→ **Page**
────────────────────────────────────────

The next day I got a call from my director letting me know that my parents had called Peace Corps Washington worried about my well being and would very much like to hear from me. I never thought I'd be that volunteer....but there you go. I called my dad and filled him in, then called my mom to give her the rest of the story as well. I spent a day in Boké getting my bags packed again to go to my village, anticipating that I might be stuck there for the duration of this mess on "standfast" orders. The next day I caught a taxi back.

My taxi actually was going to a different village, but they dropped me off on the road 2k from my house (this is acually what happens about half the time I come back from Kamsar, I prefer to walk the 2k than wait for hours at the taxi depot). As I walked in with my bags people from my village seeing me for the first time in 3 months were so excited that I felt it necessary to stop and say hello to everyone who called out to me, as a result I was a tired, sweaty, but very welcomeded (i nu sene! i nu sene!) mess when I got to my house. I was sent two separate bowls of rice and sauce and a bag full of (very sour) oranges within a couple hours of arriving.

My house, as it had been sitting empty for so long, was a mess. Luckily mold didn't take over like it had in some of my friends houses, but the mice took their revenge on my 10 month period of keeping them in check. They ate through the plastic tub my margarine was in, through the plastic lid of my gatorade mix, the plastic lid of my oatmeal, etc etc. One even chewed a hole into the corner of my peanut oil bottle so that I found a big tacky puddle of oil with an empty bottle in the middle of it. They also tried eating my bar of soap, and chewed up one of my earbud cushions pretty badly. I also found several frogs and lizards had taken up residence in my house. Luckily it was all cleanable and repairable, and luckily the mice didn't find a way into my metal trunk where I keep my cheez-its.

────────────────────────────────────────

→ **Supplied records**
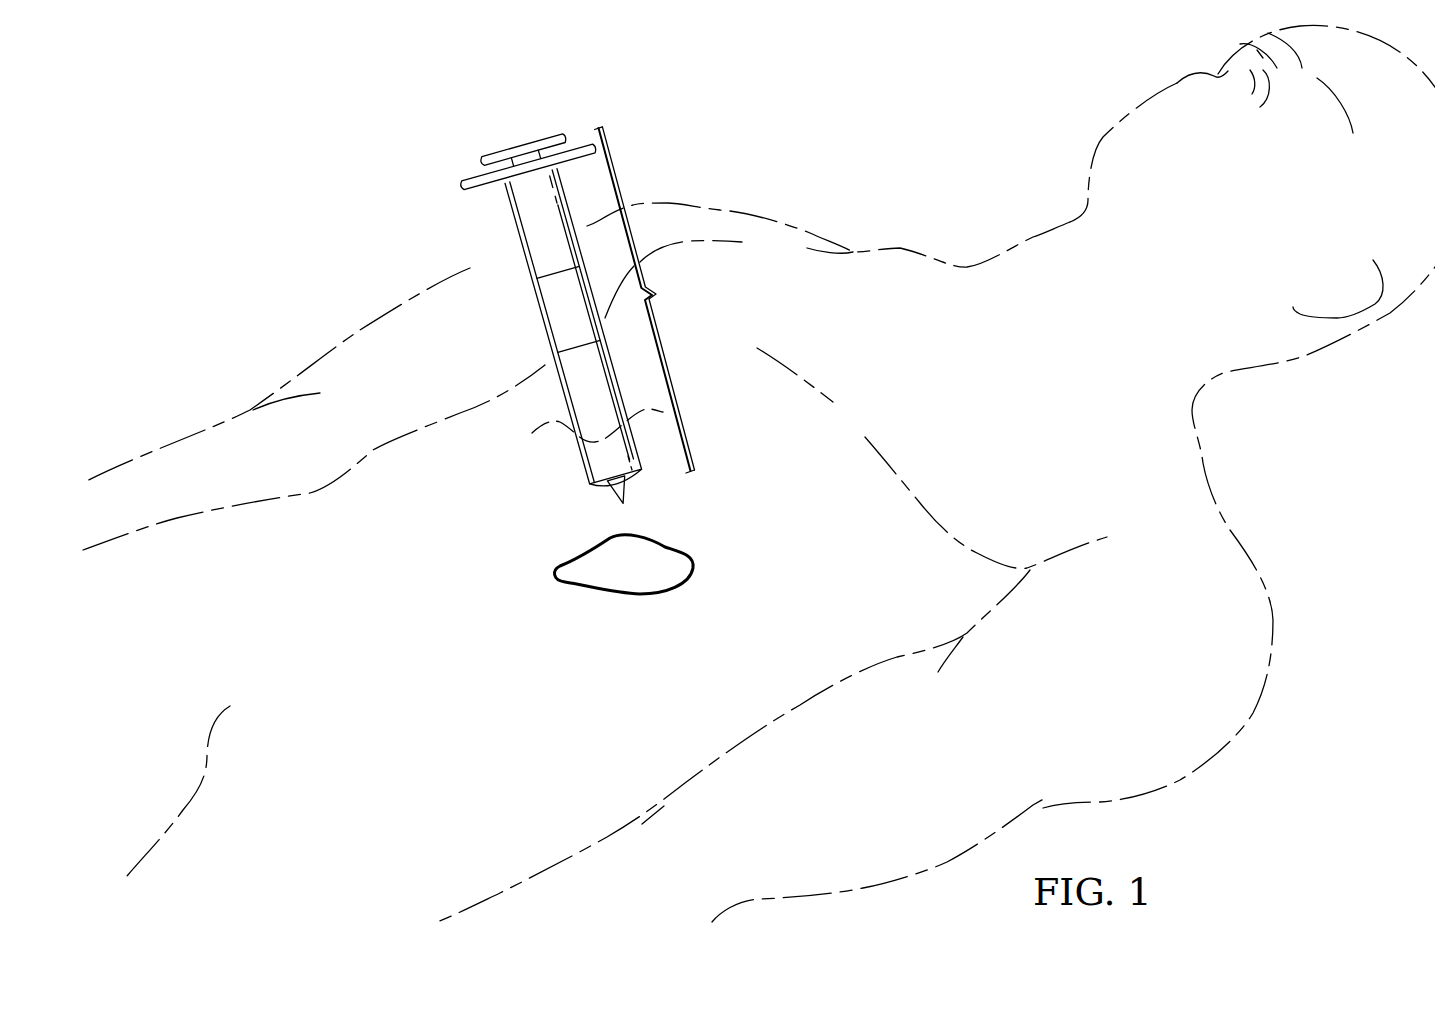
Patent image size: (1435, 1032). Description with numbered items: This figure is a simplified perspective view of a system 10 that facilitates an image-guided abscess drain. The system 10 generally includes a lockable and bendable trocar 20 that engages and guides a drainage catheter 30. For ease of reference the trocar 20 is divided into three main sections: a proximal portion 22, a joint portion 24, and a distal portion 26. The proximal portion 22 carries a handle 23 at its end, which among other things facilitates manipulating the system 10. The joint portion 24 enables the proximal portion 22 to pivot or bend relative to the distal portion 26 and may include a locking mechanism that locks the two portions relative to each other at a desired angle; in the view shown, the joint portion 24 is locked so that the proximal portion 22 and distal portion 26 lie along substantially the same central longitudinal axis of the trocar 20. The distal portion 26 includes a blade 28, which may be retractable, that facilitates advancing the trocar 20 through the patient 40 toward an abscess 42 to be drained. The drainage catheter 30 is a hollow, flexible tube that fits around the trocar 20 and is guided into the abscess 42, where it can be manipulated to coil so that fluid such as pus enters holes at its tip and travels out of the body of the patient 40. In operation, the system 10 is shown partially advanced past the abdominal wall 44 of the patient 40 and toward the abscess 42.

────────────────────────────────────────

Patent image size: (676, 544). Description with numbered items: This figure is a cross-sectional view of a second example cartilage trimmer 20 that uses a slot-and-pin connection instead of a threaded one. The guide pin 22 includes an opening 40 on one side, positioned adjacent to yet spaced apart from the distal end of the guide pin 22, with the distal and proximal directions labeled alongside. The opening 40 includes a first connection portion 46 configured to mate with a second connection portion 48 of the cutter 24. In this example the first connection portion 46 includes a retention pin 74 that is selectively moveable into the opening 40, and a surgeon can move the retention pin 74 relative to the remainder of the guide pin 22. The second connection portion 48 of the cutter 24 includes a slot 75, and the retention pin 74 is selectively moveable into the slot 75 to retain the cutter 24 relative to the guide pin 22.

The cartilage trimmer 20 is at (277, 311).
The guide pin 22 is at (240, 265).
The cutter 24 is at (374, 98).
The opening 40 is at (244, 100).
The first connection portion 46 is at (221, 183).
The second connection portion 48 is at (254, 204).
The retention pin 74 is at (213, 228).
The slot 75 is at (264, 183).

────────────────────────────────────────

→ **Exercise set**
(a) In the Peace Corps blog post, how far from the writer's house did the taxi drop the writer off?
(b) In the records, change "threaded" to "screwed" from the line with "Patent image size: (676, 544)." through the line with "The slot 75 is at (264, 183).", and give back only those lines.
The blog post and the records come from unrelated sources.

→ **Answers provided**
(a) The taxi dropped the writer off on the road 2k from the house.

(b)
Patent image size: (676, 544). Description with numbered items: This figure is a cross-sectional view of a second example cartilage trimmer 20 that uses a slot-and-pin connection instead of a screwed one. The guide pin 22 includes an opening 40 on one side, positioned adjacent to yet spaced apart from the distal end of the guide pin 22, with the distal and proximal directions labeled alongside. The opening 40 includes a first connection portion 46 configured to mate with a second connection portion 48 of the cutter 24. In this example the first connection portion 46 includes a retention pin 74 that is selectively moveable into the opening 40, and a surgeon can move the retention pin 74 relative to the remainder of the guide pin 22. The second connection portion 48 of the cutter 24 includes a slot 75, and the retention pin 74 is selectively moveable into the slot 75 to retain the cutter 24 relative to the guide pin 22.

The cartilage trimmer 20 is at (277, 311).
The guide pin 22 is at (240, 265).
The cutter 24 is at (374, 98).
The opening 40 is at (244, 100).
The first connection portion 46 is at (221, 183).
The second connection portion 48 is at (254, 204).
The retention pin 74 is at (213, 228).
The slot 75 is at (264, 183).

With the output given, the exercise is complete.